Task brief. Reproduce every item below verbatim, leaving out the pictures.

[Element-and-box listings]
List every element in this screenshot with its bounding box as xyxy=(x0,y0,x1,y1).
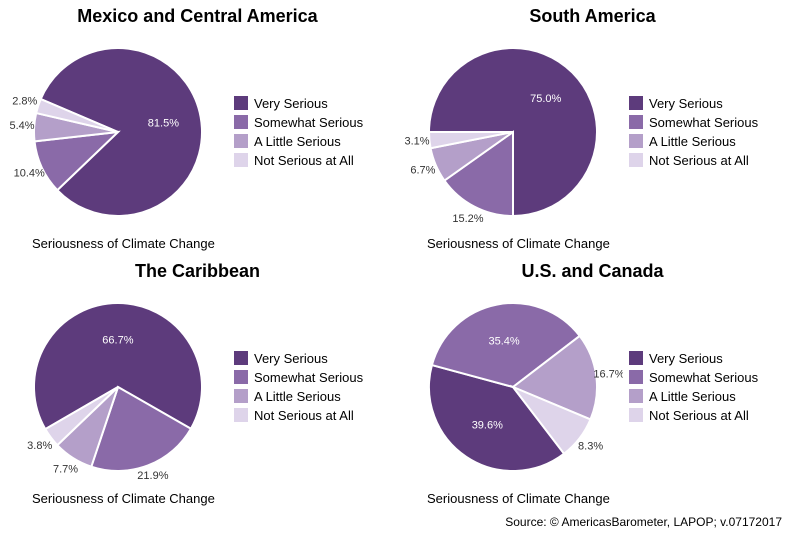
legend-swatch xyxy=(629,408,643,422)
legend-item: A Little Serious xyxy=(234,134,387,149)
legend-swatch xyxy=(629,96,643,110)
pie-wrap: 66.7% 21.9% 7.7%3.8% xyxy=(8,292,228,482)
chart-title: South America xyxy=(403,6,782,27)
slice-label: 3.1% xyxy=(404,135,429,147)
pie-wrap: 75.0% 15.2% 6.7% 3.1% xyxy=(403,37,623,227)
slice-label: 21.9% xyxy=(137,469,168,481)
pie-chart: 75.0% 15.2% 6.7% 3.1% xyxy=(403,37,623,227)
chart-caption: Seriousness of Climate Change xyxy=(403,236,782,251)
chart-grid: Mexico and Central America 81.5% 10.4% 5.4… xyxy=(0,0,790,510)
slice-label: 10.4% xyxy=(14,167,45,179)
chart-panel: U.S. and Canada 39.6% 35.4% 16.7% 8.3% Very… xyxy=(395,255,790,510)
legend-label: Somewhat Serious xyxy=(254,370,363,385)
legend-item: Somewhat Serious xyxy=(234,370,387,385)
legend-swatch xyxy=(629,115,643,129)
pie-chart: 39.6% 35.4% 16.7% 8.3% xyxy=(403,292,623,482)
legend-label: Not Serious at All xyxy=(254,408,354,423)
legend-swatch xyxy=(629,389,643,403)
slice-label: 81.5% xyxy=(148,117,179,129)
slice-label: 66.7% xyxy=(102,334,133,346)
legend-item: Not Serious at All xyxy=(629,408,782,423)
legend-label: Somewhat Serious xyxy=(649,115,758,130)
legend-item: A Little Serious xyxy=(234,389,387,404)
legend-label: Very Serious xyxy=(649,351,723,366)
legend-label: Very Serious xyxy=(254,351,328,366)
legend-swatch xyxy=(234,351,248,365)
legend-item: Somewhat Serious xyxy=(234,115,387,130)
legend-swatch xyxy=(234,153,248,167)
pie-chart: 66.7% 21.9% 7.7%3.8% xyxy=(8,292,228,482)
slice-label: 6.7% xyxy=(410,164,435,176)
chart-title: Mexico and Central America xyxy=(8,6,387,27)
legend-item: Very Serious xyxy=(629,96,782,111)
slice-label: 5.4% xyxy=(9,120,34,132)
chart-body: 75.0% 15.2% 6.7% 3.1% Very Serious Somewhat… xyxy=(403,29,782,234)
chart-body: 81.5% 10.4% 5.4% 2.8% Very Serious Somewhat… xyxy=(8,29,387,234)
chart-panel: The Caribbean 66.7% 21.9% 7.7%3.8% Very Se… xyxy=(0,255,395,510)
legend-label: A Little Serious xyxy=(649,389,736,404)
source-citation: Source: © AmericasBarometer, LAPOP; v.07… xyxy=(505,515,782,529)
legend-item: A Little Serious xyxy=(629,389,782,404)
slice-label: 15.2% xyxy=(452,212,483,224)
legend-label: Not Serious at All xyxy=(649,153,749,168)
legend-item: Very Serious xyxy=(234,96,387,111)
chart-body: 66.7% 21.9% 7.7%3.8% Very Serious Somewhat… xyxy=(8,284,387,489)
legend-swatch xyxy=(234,370,248,384)
legend-item: Not Serious at All xyxy=(234,153,387,168)
slice-label: 35.4% xyxy=(488,335,519,347)
legend: Very Serious Somewhat Serious A Little S… xyxy=(228,351,387,423)
chart-caption: Seriousness of Climate Change xyxy=(403,491,782,506)
legend-item: Somewhat Serious xyxy=(629,115,782,130)
slice-label: 2.8% xyxy=(12,95,37,107)
slice-label: 75.0% xyxy=(530,93,561,105)
pie-wrap: 39.6% 35.4% 16.7% 8.3% xyxy=(403,292,623,482)
legend-swatch xyxy=(629,153,643,167)
slice-label: 7.7% xyxy=(53,463,78,475)
pie-chart: 81.5% 10.4% 5.4% 2.8% xyxy=(8,37,228,227)
chart-panel: South America 75.0% 15.2% 6.7% 3.1% Very Se… xyxy=(395,0,790,255)
chart-title: The Caribbean xyxy=(8,261,387,282)
legend-swatch xyxy=(234,408,248,422)
legend-swatch xyxy=(234,115,248,129)
legend-swatch xyxy=(629,134,643,148)
chart-caption: Seriousness of Climate Change xyxy=(8,491,387,506)
legend-label: Very Serious xyxy=(649,96,723,111)
pie-wrap: 81.5% 10.4% 5.4% 2.8% xyxy=(8,37,228,227)
chart-body: 39.6% 35.4% 16.7% 8.3% Very Serious Somewha… xyxy=(403,284,782,489)
legend-item: Not Serious at All xyxy=(234,408,387,423)
legend-swatch xyxy=(234,134,248,148)
legend: Very Serious Somewhat Serious A Little S… xyxy=(228,96,387,168)
slice-label: 3.8% xyxy=(27,439,52,451)
legend-label: A Little Serious xyxy=(649,134,736,149)
legend-label: A Little Serious xyxy=(254,134,341,149)
legend: Very Serious Somewhat Serious A Little S… xyxy=(623,351,782,423)
slice-label: 8.3% xyxy=(578,440,603,452)
legend-label: Not Serious at All xyxy=(649,408,749,423)
legend-swatch xyxy=(629,351,643,365)
slice-label: 39.6% xyxy=(472,419,503,431)
chart-caption: Seriousness of Climate Change xyxy=(8,236,387,251)
legend-label: A Little Serious xyxy=(254,389,341,404)
legend-swatch xyxy=(234,389,248,403)
legend-label: Very Serious xyxy=(254,96,328,111)
legend-label: Somewhat Serious xyxy=(649,370,758,385)
legend-label: Somewhat Serious xyxy=(254,115,363,130)
legend-swatch xyxy=(234,96,248,110)
legend: Very Serious Somewhat Serious A Little S… xyxy=(623,96,782,168)
legend-item: Not Serious at All xyxy=(629,153,782,168)
legend-item: Very Serious xyxy=(234,351,387,366)
legend-item: Somewhat Serious xyxy=(629,370,782,385)
legend-item: A Little Serious xyxy=(629,134,782,149)
legend-label: Not Serious at All xyxy=(254,153,354,168)
chart-panel: Mexico and Central America 81.5% 10.4% 5.4… xyxy=(0,0,395,255)
chart-title: U.S. and Canada xyxy=(403,261,782,282)
slice-label: 16.7% xyxy=(593,368,623,380)
legend-swatch xyxy=(629,370,643,384)
legend-item: Very Serious xyxy=(629,351,782,366)
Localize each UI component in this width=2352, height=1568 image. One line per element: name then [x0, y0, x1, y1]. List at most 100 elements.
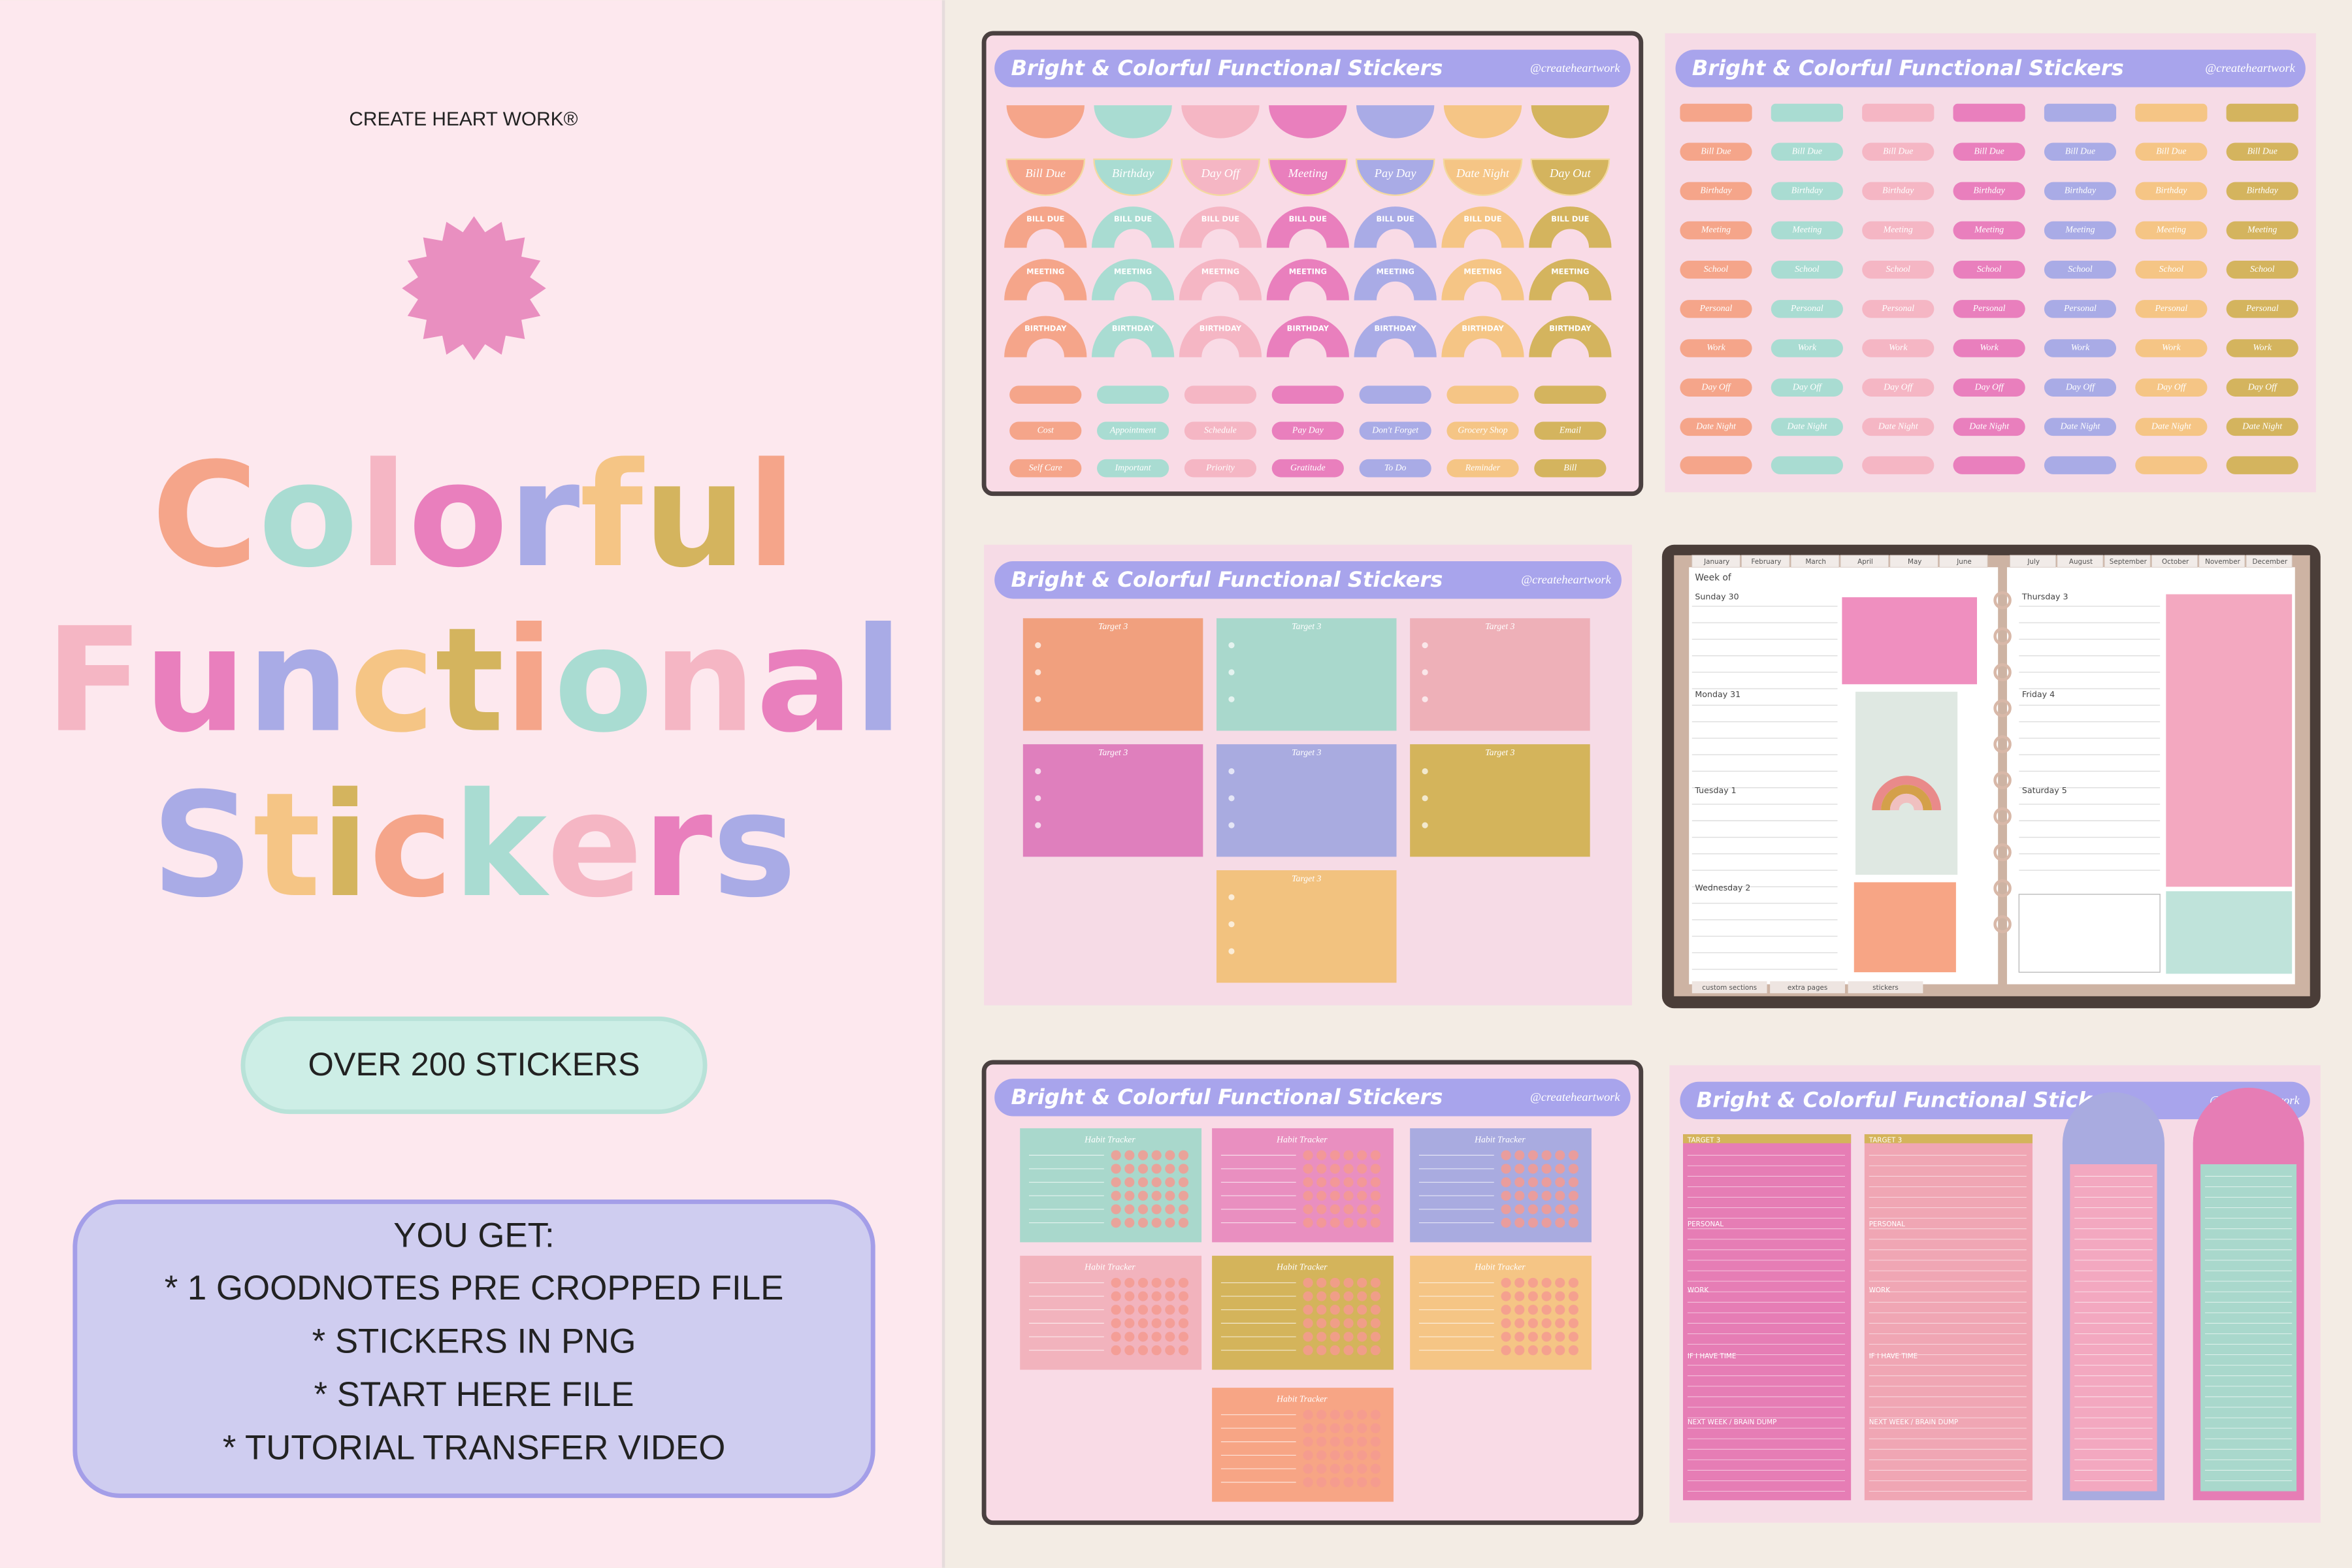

Worked answer.
List every element in this screenshot with its bounding box as xyxy=(x0,y0,x1,y1).
legend-swatch xyxy=(629,408,643,422)
legend-item: A Little Serious xyxy=(234,134,387,149)
legend-swatch xyxy=(629,96,643,110)
pie-wrap: 66.7% 21.9% 7.7%3.8% xyxy=(8,292,228,482)
chart-title: South America xyxy=(403,6,782,27)
slice-label: 3.1% xyxy=(404,135,429,147)
pie-wrap: 75.0% 15.2% 6.7% 3.1% xyxy=(403,37,623,227)
slice-label: 21.9% xyxy=(137,469,168,481)
pie-chart: 75.0% 15.2% 6.7% 3.1% xyxy=(403,37,623,227)
chart-caption: Seriousness of Climate Change xyxy=(403,236,782,251)
chart-grid: Mexico and Central America 81.5% 10.4% 5.4… xyxy=(0,0,790,510)
slice-label: 10.4% xyxy=(14,167,45,179)
chart-panel: U.S. and Canada 39.6% 35.4% 16.7% 8.3% Very… xyxy=(395,255,790,510)
legend-label: Somewhat Serious xyxy=(254,370,363,385)
legend-item: Somewhat Serious xyxy=(234,370,387,385)
legend-swatch xyxy=(629,115,643,129)
pie-chart: 39.6% 35.4% 16.7% 8.3% xyxy=(403,292,623,482)
legend-label: Not Serious at All xyxy=(254,408,354,423)
legend-swatch xyxy=(629,389,643,403)
slice-label: 81.5% xyxy=(148,117,179,129)
slice-label: 66.7% xyxy=(102,334,133,346)
legend-item: Not Serious at All xyxy=(629,408,782,423)
legend-label: Somewhat Serious xyxy=(649,115,758,130)
legend-item: A Little Serious xyxy=(234,389,387,404)
legend-label: Very Serious xyxy=(649,351,723,366)
legend-label: Very Serious xyxy=(254,351,328,366)
legend-swatch xyxy=(234,351,248,365)
legend-item: Somewhat Serious xyxy=(234,115,387,130)
legend-swatch xyxy=(234,153,248,167)
pie-chart: 66.7% 21.9% 7.7%3.8% xyxy=(8,292,228,482)
slice-label: 6.7% xyxy=(410,164,435,176)
chart-title: Mexico and Central America xyxy=(8,6,387,27)
legend-item: Very Serious xyxy=(629,96,782,111)
slice-label: 5.4% xyxy=(9,120,34,132)
chart-body: 75.0% 15.2% 6.7% 3.1% Very Serious Somewhat… xyxy=(403,29,782,234)
chart-body: 81.5% 10.4% 5.4% 2.8% Very Serious Somewhat… xyxy=(8,29,387,234)
chart-panel: The Caribbean 66.7% 21.9% 7.7%3.8% Very Se… xyxy=(0,255,395,510)
legend-label: A Little Serious xyxy=(649,389,736,404)
source-citation: Source: © AmericasBarometer, LAPOP; v.07… xyxy=(505,515,782,529)
legend-item: A Little Serious xyxy=(629,389,782,404)
slice-label: 15.2% xyxy=(452,212,483,224)
legend-label: Not Serious at All xyxy=(649,153,749,168)
legend-item: Very Serious xyxy=(234,96,387,111)
chart-body: 66.7% 21.9% 7.7%3.8% Very Serious Somewhat… xyxy=(8,284,387,489)
legend-swatch xyxy=(234,370,248,384)
legend-item: Not Serious at All xyxy=(234,153,387,168)
slice-label: 35.4% xyxy=(488,335,519,347)
legend: Very Serious Somewhat Serious A Little S… xyxy=(228,351,387,423)
chart-caption: Seriousness of Climate Change xyxy=(403,491,782,506)
legend-item: Somewhat Serious xyxy=(629,115,782,130)
slice-label: 2.8% xyxy=(12,95,37,107)
slice-label: 75.0% xyxy=(530,93,561,105)
pie-wrap: 39.6% 35.4% 16.7% 8.3% xyxy=(403,292,623,482)
legend-swatch xyxy=(629,153,643,167)
slice-label: 7.7% xyxy=(53,463,78,475)
pie-chart: 81.5% 10.4% 5.4% 2.8% xyxy=(8,37,228,227)
chart-panel: South America 75.0% 15.2% 6.7% 3.1% Very Se… xyxy=(395,0,790,255)
chart-title: The Caribbean xyxy=(8,261,387,282)
legend-swatch xyxy=(234,408,248,422)
legend-swatch xyxy=(234,115,248,129)
legend-swatch xyxy=(629,134,643,148)
chart-caption: Seriousness of Climate Change xyxy=(8,491,387,506)
legend-label: Very Serious xyxy=(649,96,723,111)
pie-wrap: 81.5% 10.4% 5.4% 2.8% xyxy=(8,37,228,227)
chart-body: 39.6% 35.4% 16.7% 8.3% Very Serious Somewha… xyxy=(403,284,782,489)
legend-item: Not Serious at All xyxy=(234,408,387,423)
legend-swatch xyxy=(234,134,248,148)
legend: Very Serious Somewhat Serious A Little S… xyxy=(228,96,387,168)
slice-label: 3.8% xyxy=(27,439,52,451)
legend-label: A Little Serious xyxy=(649,134,736,149)
legend-label: A Little Serious xyxy=(254,134,341,149)
legend: Very Serious Somewhat Serious A Little S… xyxy=(623,351,782,423)
slice-label: 8.3% xyxy=(578,440,603,452)
legend-label: Not Serious at All xyxy=(649,408,749,423)
legend-swatch xyxy=(629,351,643,365)
slice-label: 39.6% xyxy=(472,419,503,431)
chart-caption: Seriousness of Climate Change xyxy=(8,236,387,251)
legend-label: A Little Serious xyxy=(254,389,341,404)
legend-swatch xyxy=(234,389,248,403)
legend-label: Very Serious xyxy=(254,96,328,111)
legend-label: Somewhat Serious xyxy=(649,370,758,385)
legend-label: Somewhat Serious xyxy=(254,115,363,130)
legend-swatch xyxy=(234,96,248,110)
legend: Very Serious Somewhat Serious A Little S… xyxy=(623,96,782,168)
legend-item: Not Serious at All xyxy=(629,153,782,168)
legend-item: Very Serious xyxy=(234,351,387,366)
legend-item: Somewhat Serious xyxy=(629,370,782,385)
legend-item: A Little Serious xyxy=(629,134,782,149)
legend-label: Not Serious at All xyxy=(254,153,354,168)
chart-panel: Mexico and Central America 81.5% 10.4% 5.4… xyxy=(0,0,395,255)
chart-title: U.S. and Canada xyxy=(403,261,782,282)
slice-label: 16.7% xyxy=(593,368,623,380)
legend-swatch xyxy=(629,370,643,384)
legend-item: Very Serious xyxy=(629,351,782,366)
Localize each UI component in this width=2352, height=1568 image. One line per element: name then [x0, y0, x1, y1]. List at most 100 elements.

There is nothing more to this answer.